Dataset rows:
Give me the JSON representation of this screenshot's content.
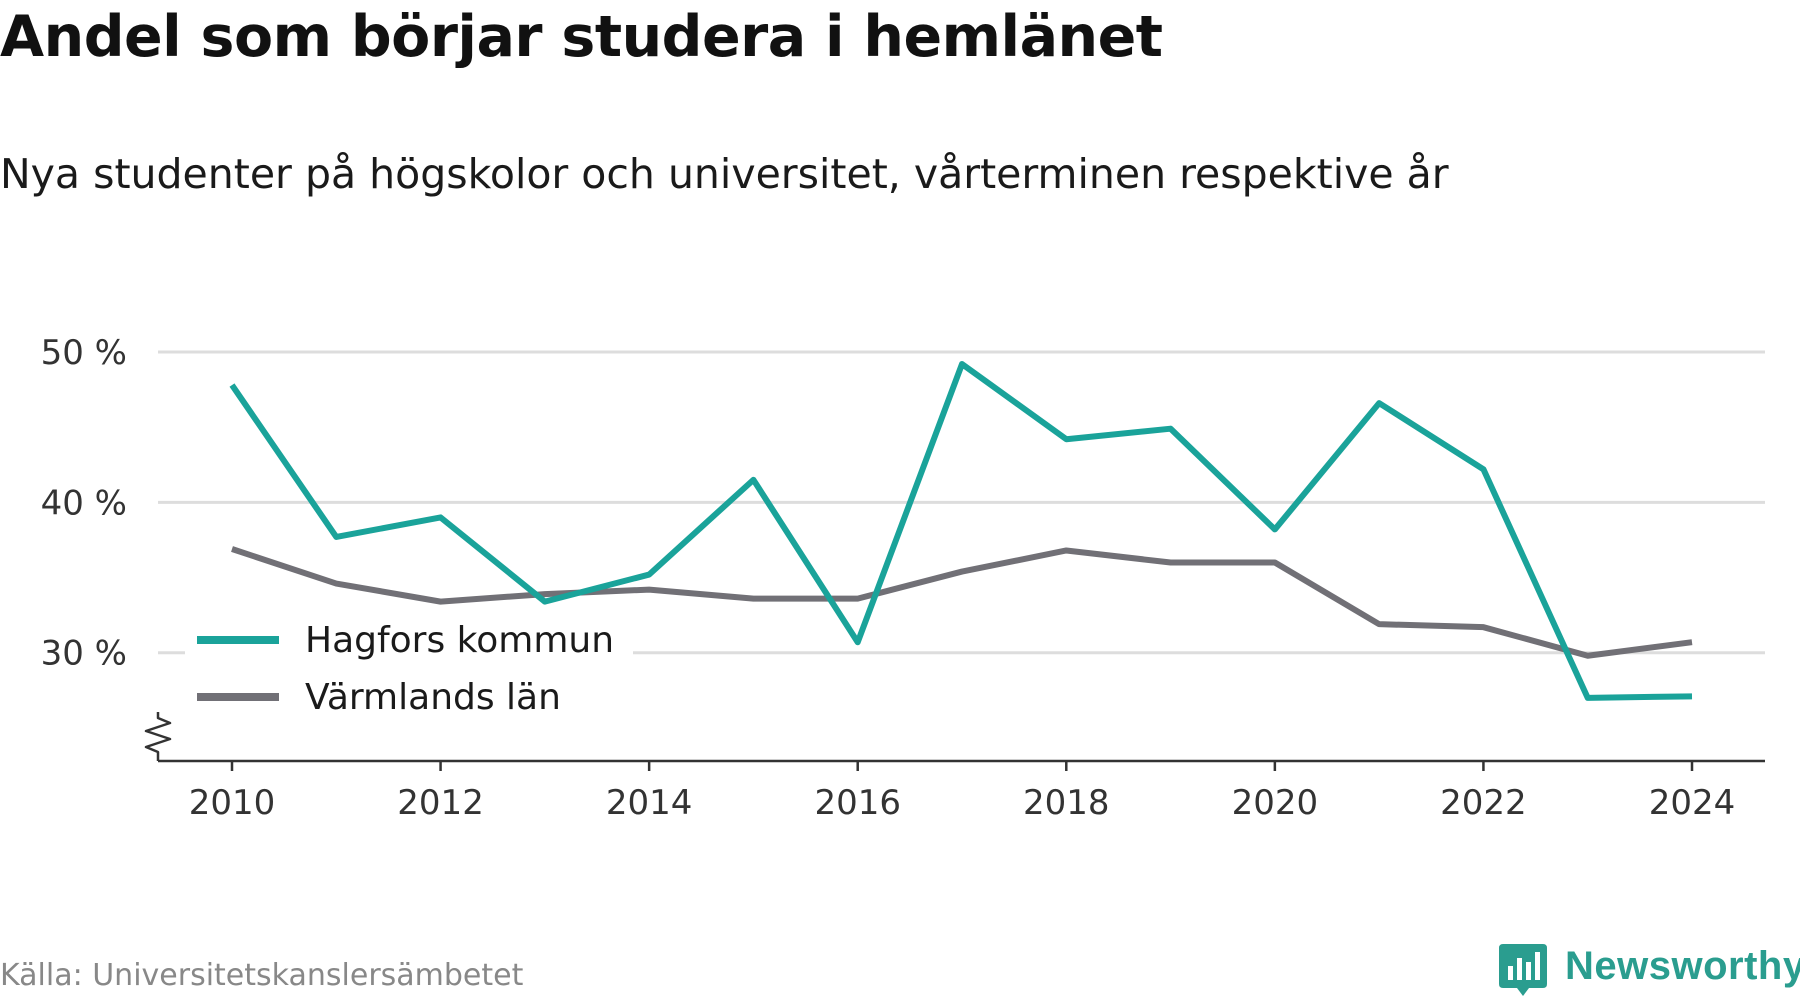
{
  "title": "Andel som börjar studera i hemlänet",
  "subtitle": "Nya studenter på högskolor och universitet, vårterminen respektive år",
  "source": "Källa: Universitetskanslersämbetet",
  "brand": "Newsworthy",
  "colors": {
    "hagfors": "#1aa39a",
    "varmland": "#717076",
    "grid": "#dddddd",
    "axis": "#333333",
    "brand": "#2a9d8f"
  },
  "chart_data": {
    "type": "line",
    "x": [
      2010,
      2011,
      2012,
      2013,
      2014,
      2015,
      2016,
      2017,
      2018,
      2019,
      2020,
      2021,
      2022,
      2023,
      2024
    ],
    "series": [
      {
        "name": "Hagfors kommun",
        "values": [
          47.8,
          37.7,
          39.0,
          33.4,
          35.2,
          41.5,
          30.7,
          49.2,
          44.2,
          44.9,
          38.2,
          46.6,
          42.2,
          27.0,
          27.1
        ]
      },
      {
        "name": "Värmlands län",
        "values": [
          36.9,
          34.6,
          33.4,
          33.9,
          34.2,
          33.6,
          33.6,
          35.4,
          36.8,
          36.0,
          36.0,
          31.9,
          31.7,
          29.8,
          30.7
        ]
      }
    ],
    "xticks": [
      2010,
      2012,
      2014,
      2016,
      2018,
      2020,
      2022,
      2024
    ],
    "yticks": [
      30,
      40,
      50
    ],
    "ytick_labels": [
      "30 %",
      "40 %",
      "50 %"
    ],
    "ylim": [
      22.8,
      50
    ],
    "y_axis_break": true,
    "grid": true,
    "legend_position": "bottom-left"
  }
}
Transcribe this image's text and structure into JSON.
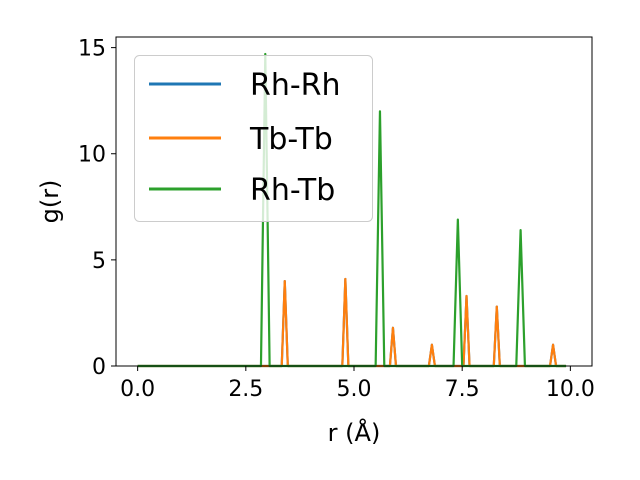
{
  "chart_data": {
    "type": "line",
    "xlabel": "r (Å)",
    "ylabel": "g(r)",
    "xlim": [
      -0.5,
      10.5
    ],
    "ylim": [
      0,
      15.5
    ],
    "xticks": [
      0.0,
      2.5,
      5.0,
      7.5,
      10.0
    ],
    "xtick_labels": [
      "0.0",
      "2.5",
      "5.0",
      "7.5",
      "10.0"
    ],
    "yticks": [
      0,
      5,
      10,
      15
    ],
    "ytick_labels": [
      "0",
      "5",
      "10",
      "15"
    ],
    "grid": false,
    "legend_position": "upper-left",
    "colors": {
      "Rh-Rh": "#1f77b4",
      "Tb-Tb": "#ff7f0e",
      "Rh-Tb": "#2ca02c"
    },
    "series": [
      {
        "name": "Rh-Rh",
        "x": [
          0.0,
          3.33,
          3.4,
          3.47,
          4.73,
          4.8,
          4.87,
          5.83,
          5.9,
          5.97,
          6.73,
          6.8,
          6.87,
          7.53,
          7.6,
          7.67,
          8.23,
          8.3,
          8.37,
          9.53,
          9.6,
          9.67,
          9.9
        ],
        "y": [
          0,
          0,
          4.0,
          0,
          0,
          4.1,
          0,
          0,
          1.8,
          0,
          0,
          1.0,
          0,
          0,
          3.3,
          0,
          0,
          2.8,
          0,
          0,
          1.0,
          0,
          0
        ]
      },
      {
        "name": "Tb-Tb",
        "x": [
          0.0,
          3.33,
          3.4,
          3.47,
          4.73,
          4.8,
          4.87,
          5.83,
          5.9,
          5.97,
          6.73,
          6.8,
          6.87,
          7.53,
          7.6,
          7.67,
          8.23,
          8.3,
          8.37,
          9.53,
          9.6,
          9.67,
          9.9
        ],
        "y": [
          0,
          0,
          4.0,
          0,
          0,
          4.1,
          0,
          0,
          1.8,
          0,
          0,
          1.0,
          0,
          0,
          3.3,
          0,
          0,
          2.8,
          0,
          0,
          1.0,
          0,
          0
        ]
      },
      {
        "name": "Rh-Tb",
        "x": [
          0.0,
          2.85,
          2.95,
          3.05,
          5.5,
          5.6,
          5.7,
          7.3,
          7.4,
          7.5,
          8.75,
          8.85,
          8.95,
          9.9
        ],
        "y": [
          0,
          0,
          14.7,
          0,
          0,
          12.0,
          0,
          0,
          6.9,
          0,
          0,
          6.4,
          0,
          0
        ]
      }
    ]
  }
}
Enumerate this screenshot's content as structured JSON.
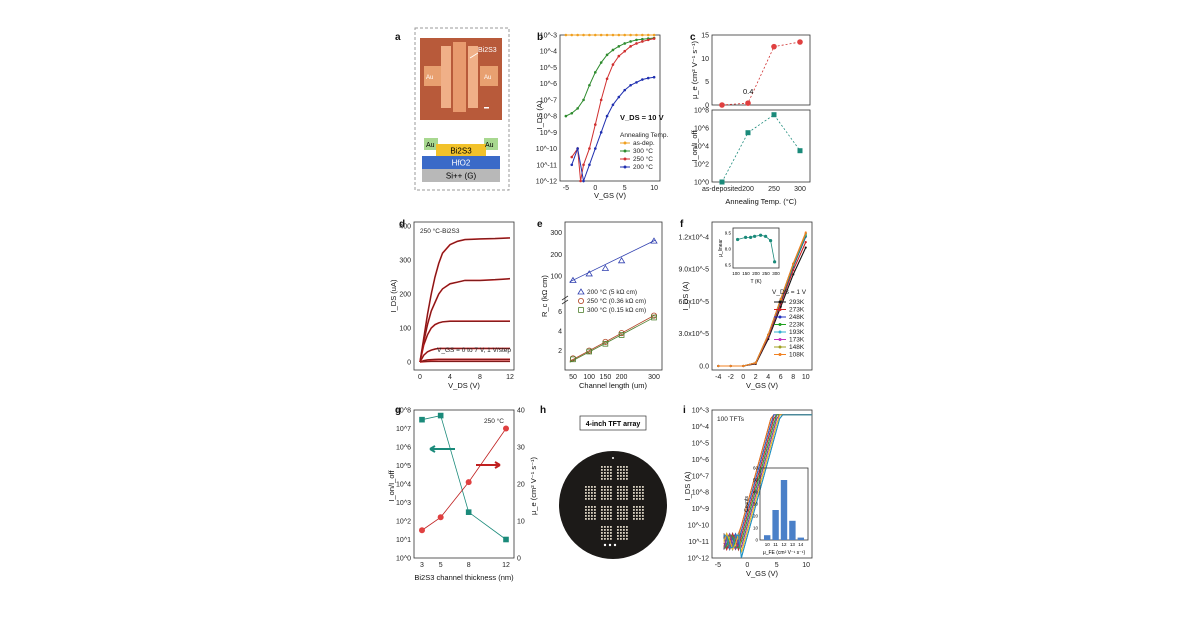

Given request: Write out the full listing verbatim, excluding its pictures.

Solution for this problem:
Give me the JSON representation of this screenshot's content.
{
  "title": "Andel som börjar studera i hemlänet",
  "subtitle": "Nya studenter på högskolor och universitet, vårterminen respektive år",
  "source": "Källa: Universitetskanslersämbetet",
  "brand": "Newsworthy",
  "colors": {
    "hagfors": "#1aa39a",
    "varmland": "#717076",
    "grid": "#dddddd",
    "axis": "#333333",
    "brand": "#2a9d8f"
  },
  "chart_data": {
    "type": "line",
    "x": [
      2010,
      2011,
      2012,
      2013,
      2014,
      2015,
      2016,
      2017,
      2018,
      2019,
      2020,
      2021,
      2022,
      2023,
      2024
    ],
    "series": [
      {
        "name": "Hagfors kommun",
        "values": [
          47.8,
          37.7,
          39.0,
          33.4,
          35.2,
          41.5,
          30.7,
          49.2,
          44.2,
          44.9,
          38.2,
          46.6,
          42.2,
          27.0,
          27.1
        ]
      },
      {
        "name": "Värmlands län",
        "values": [
          36.9,
          34.6,
          33.4,
          33.9,
          34.2,
          33.6,
          33.6,
          35.4,
          36.8,
          36.0,
          36.0,
          31.9,
          31.7,
          29.8,
          30.7
        ]
      }
    ],
    "xticks": [
      2010,
      2012,
      2014,
      2016,
      2018,
      2020,
      2022,
      2024
    ],
    "yticks": [
      30,
      40,
      50
    ],
    "ytick_labels": [
      "30 %",
      "40 %",
      "50 %"
    ],
    "ylim": [
      22.8,
      50
    ],
    "y_axis_break": true,
    "grid": true,
    "legend_position": "bottom-left"
  }
}
Transcribe this image's text and structure into JSON.
{
  "chart_data": {
    "type": "line",
    "xlabel": "r (Å)",
    "ylabel": "g(r)",
    "xlim": [
      -0.5,
      10.5
    ],
    "ylim": [
      0,
      15.5
    ],
    "xticks": [
      0.0,
      2.5,
      5.0,
      7.5,
      10.0
    ],
    "xtick_labels": [
      "0.0",
      "2.5",
      "5.0",
      "7.5",
      "10.0"
    ],
    "yticks": [
      0,
      5,
      10,
      15
    ],
    "ytick_labels": [
      "0",
      "5",
      "10",
      "15"
    ],
    "grid": false,
    "legend_position": "upper-left",
    "colors": {
      "Rh-Rh": "#1f77b4",
      "Tb-Tb": "#ff7f0e",
      "Rh-Tb": "#2ca02c"
    },
    "series": [
      {
        "name": "Rh-Rh",
        "x": [
          0.0,
          3.33,
          3.4,
          3.47,
          4.73,
          4.8,
          4.87,
          5.83,
          5.9,
          5.97,
          6.73,
          6.8,
          6.87,
          7.53,
          7.6,
          7.67,
          8.23,
          8.3,
          8.37,
          9.53,
          9.6,
          9.67,
          9.9
        ],
        "y": [
          0,
          0,
          4.0,
          0,
          0,
          4.1,
          0,
          0,
          1.8,
          0,
          0,
          1.0,
          0,
          0,
          3.3,
          0,
          0,
          2.8,
          0,
          0,
          1.0,
          0,
          0
        ]
      },
      {
        "name": "Tb-Tb",
        "x": [
          0.0,
          3.33,
          3.4,
          3.47,
          4.73,
          4.8,
          4.87,
          5.83,
          5.9,
          5.97,
          6.73,
          6.8,
          6.87,
          7.53,
          7.6,
          7.67,
          8.23,
          8.3,
          8.37,
          9.53,
          9.6,
          9.67,
          9.9
        ],
        "y": [
          0,
          0,
          4.0,
          0,
          0,
          4.1,
          0,
          0,
          1.8,
          0,
          0,
          1.0,
          0,
          0,
          3.3,
          0,
          0,
          2.8,
          0,
          0,
          1.0,
          0,
          0
        ]
      },
      {
        "name": "Rh-Tb",
        "x": [
          0.0,
          2.85,
          2.95,
          3.05,
          5.5,
          5.6,
          5.7,
          7.3,
          7.4,
          7.5,
          8.75,
          8.85,
          8.95,
          9.9
        ],
        "y": [
          0,
          0,
          14.7,
          0,
          0,
          12.0,
          0,
          0,
          6.9,
          0,
          0,
          6.4,
          0,
          0
        ]
      }
    ]
  }
}
Enumerate this screenshot's content as structured JSON.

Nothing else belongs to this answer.